> **Stated problem**: Transcribe every entry word for word, but skip the images.

Saved entries:
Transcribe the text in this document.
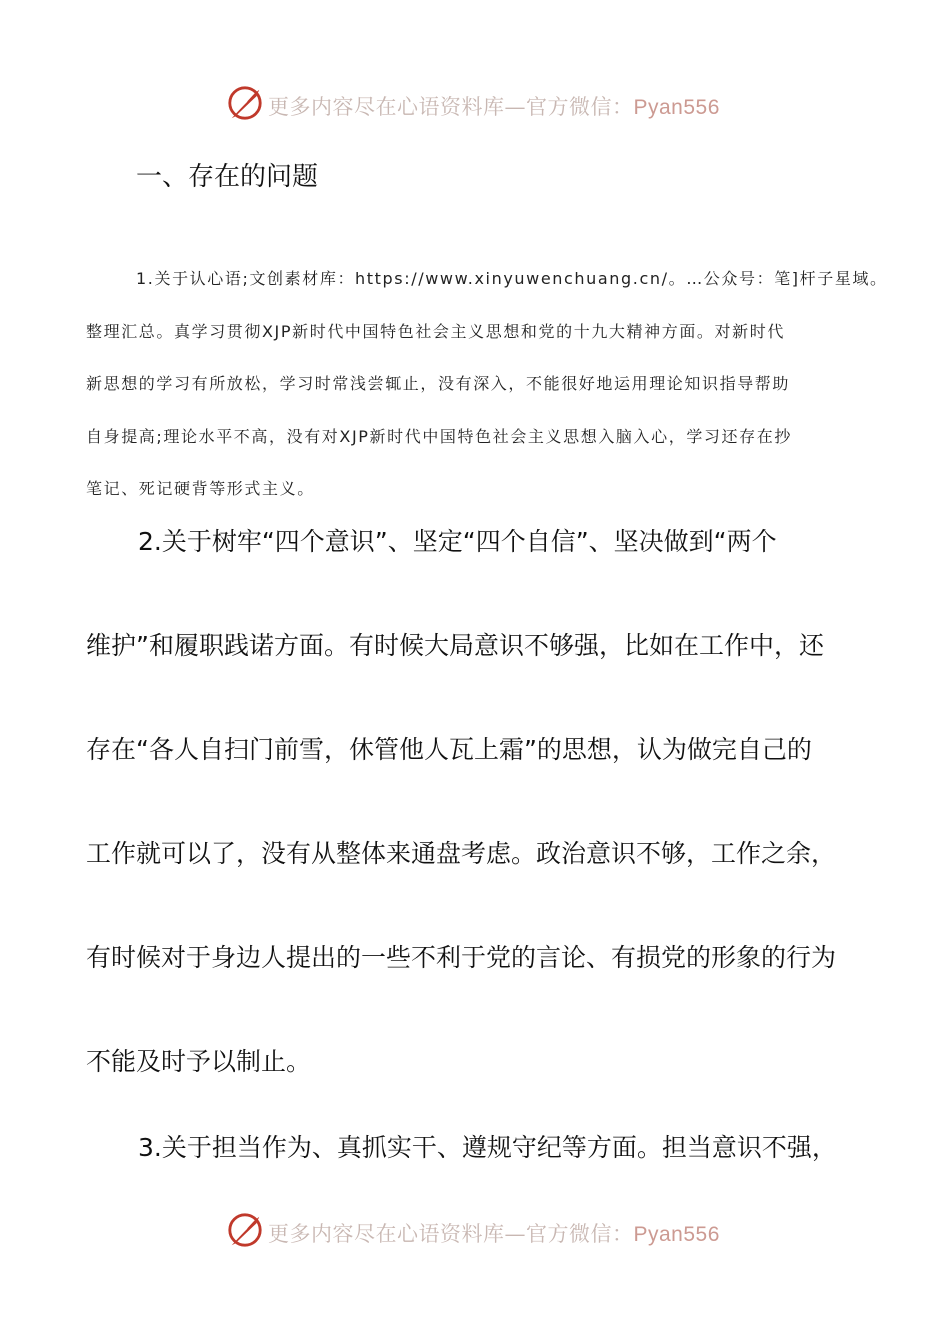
更多内容尽在心语资料库—官方微信：Pyan556
一、存在的问题
1.关于认心语;文创素材库：https://www.xinyuwenchuang.cn/。…公众号：笔]杆子星域。
整理汇总。真学习贯彻XJP新时代中国特色社会主义思想和党的十九大精神方面。对新时代
新思想的学习有所放松，学习时常浅尝辄止，没有深入，不能很好地运用理论知识指导帮助
自身提高;理论水平不高，没有对XJP新时代中国特色社会主义思想入脑入心，学习还存在抄
笔记、死记硬背等形式主义。
2.关于树牢“四个意识”、坚定“四个自信”、坚决做到“两个
维护”和履职践诺方面。有时候大局意识不够强，比如在工作中，还
存在“各人自扫门前雪，休管他人瓦上霜”的思想，认为做完自己的
工作就可以了，没有从整体来通盘考虑。政治意识不够，工作之余，
有时候对于身边人提出的一些不利于党的言论、有损党的形象的行为
不能及时予以制止。
3.关于担当作为、真抓实干、遵规守纪等方面。担当意识不强，
更多内容尽在心语资料库—官方微信：Pyan556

> **Result**:
Transcribe the text in this document.
更多内容尽在心语资料库—官方微信：Pyan556
一、存在的问题
1.关于认心语;文创素材库：https://www.xinyuwenchuang.cn/。…公众号：笔]杆子星域。
整理汇总。真学习贯彻XJP新时代中国特色社会主义思想和党的十九大精神方面。对新时代
新思想的学习有所放松，学习时常浅尝辄止，没有深入，不能很好地运用理论知识指导帮助
自身提高;理论水平不高，没有对XJP新时代中国特色社会主义思想入脑入心，学习还存在抄
笔记、死记硬背等形式主义。
2.关于树牢“四个意识”、坚定“四个自信”、坚决做到“两个
维护”和履职践诺方面。有时候大局意识不够强，比如在工作中，还
存在“各人自扫门前雪，休管他人瓦上霜”的思想，认为做完自己的
工作就可以了，没有从整体来通盘考虑。政治意识不够，工作之余，
有时候对于身边人提出的一些不利于党的言论、有损党的形象的行为
不能及时予以制止。
3.关于担当作为、真抓实干、遵规守纪等方面。担当意识不强，
更多内容尽在心语资料库—官方微信：Pyan556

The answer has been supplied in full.